● Job:
Output only the lines from the one holding "Transcribe the text in this document." to the end of the data below, please, copied exactly.

** Start Available data **

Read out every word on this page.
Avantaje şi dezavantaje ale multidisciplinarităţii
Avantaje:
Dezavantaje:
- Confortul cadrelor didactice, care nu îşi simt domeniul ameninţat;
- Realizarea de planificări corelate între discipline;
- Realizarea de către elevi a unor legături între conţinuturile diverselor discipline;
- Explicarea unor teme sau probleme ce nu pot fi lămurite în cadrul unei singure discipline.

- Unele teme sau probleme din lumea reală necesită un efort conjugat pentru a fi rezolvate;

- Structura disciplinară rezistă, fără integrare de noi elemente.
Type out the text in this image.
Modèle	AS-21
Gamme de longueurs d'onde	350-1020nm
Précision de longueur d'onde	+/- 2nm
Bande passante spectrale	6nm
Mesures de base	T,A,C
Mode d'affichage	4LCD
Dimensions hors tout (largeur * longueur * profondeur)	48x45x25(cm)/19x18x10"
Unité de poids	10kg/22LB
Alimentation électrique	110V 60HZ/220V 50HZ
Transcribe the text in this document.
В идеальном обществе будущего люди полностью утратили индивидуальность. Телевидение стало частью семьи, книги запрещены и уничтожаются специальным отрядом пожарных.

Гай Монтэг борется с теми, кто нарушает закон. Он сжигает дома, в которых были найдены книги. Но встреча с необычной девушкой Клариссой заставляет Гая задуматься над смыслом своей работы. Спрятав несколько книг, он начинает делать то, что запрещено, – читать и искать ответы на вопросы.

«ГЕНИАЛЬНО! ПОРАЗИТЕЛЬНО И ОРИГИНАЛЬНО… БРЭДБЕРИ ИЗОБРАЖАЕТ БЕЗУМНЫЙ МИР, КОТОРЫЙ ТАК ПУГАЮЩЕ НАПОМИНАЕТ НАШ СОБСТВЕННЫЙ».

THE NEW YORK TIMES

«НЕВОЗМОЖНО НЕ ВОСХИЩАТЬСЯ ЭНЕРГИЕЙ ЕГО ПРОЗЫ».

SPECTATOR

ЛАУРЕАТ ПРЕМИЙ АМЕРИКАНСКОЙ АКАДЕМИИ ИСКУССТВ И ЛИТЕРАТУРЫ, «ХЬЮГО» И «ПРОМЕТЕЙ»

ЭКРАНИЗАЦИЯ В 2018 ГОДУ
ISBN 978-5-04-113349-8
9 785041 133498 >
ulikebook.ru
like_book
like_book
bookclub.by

** End Available data **

● Written response:
Transcribe the text in this document.
В идеальном обществе будущего люди полностью утратили индивидуальность. Телевидение стало частью семьи, книги запрещены и уничтожаются специальным отрядом пожарных.

Гай Монтэг борется с теми, кто нарушает закон. Он сжигает дома, в которых были найдены книги. Но встреча с необычной девушкой Клариссой заставляет Гая задуматься над смыслом своей работы. Спрятав несколько книг, он начинает делать то, что запрещено, – читать и искать ответы на вопросы.

«ГЕНИАЛЬНО! ПОРАЗИТЕЛЬНО И ОРИГИНАЛЬНО… БРЭДБЕРИ ИЗОБРАЖАЕТ БЕЗУМНЫЙ МИР, КОТОРЫЙ ТАК ПУГАЮЩЕ НАПОМИНАЕТ НАШ СОБСТВЕННЫЙ».

THE NEW YORK TIMES

«НЕВОЗМОЖНО НЕ ВОСХИЩАТЬСЯ ЭНЕРГИЕЙ ЕГО ПРОЗЫ».

SPECTATOR

ЛАУРЕАТ ПРЕМИЙ АМЕРИКАНСКОЙ АКАДЕМИИ ИСКУССТВ И ЛИТЕРАТУРЫ, «ХЬЮГО» И «ПРОМЕТЕЙ»

ЭКРАНИЗАЦИЯ В 2018 ГОДУ
ISBN 978-5-04-113349-8
9 785041 133498 >
ulikebook.ru
like_book
like_book
bookclub.by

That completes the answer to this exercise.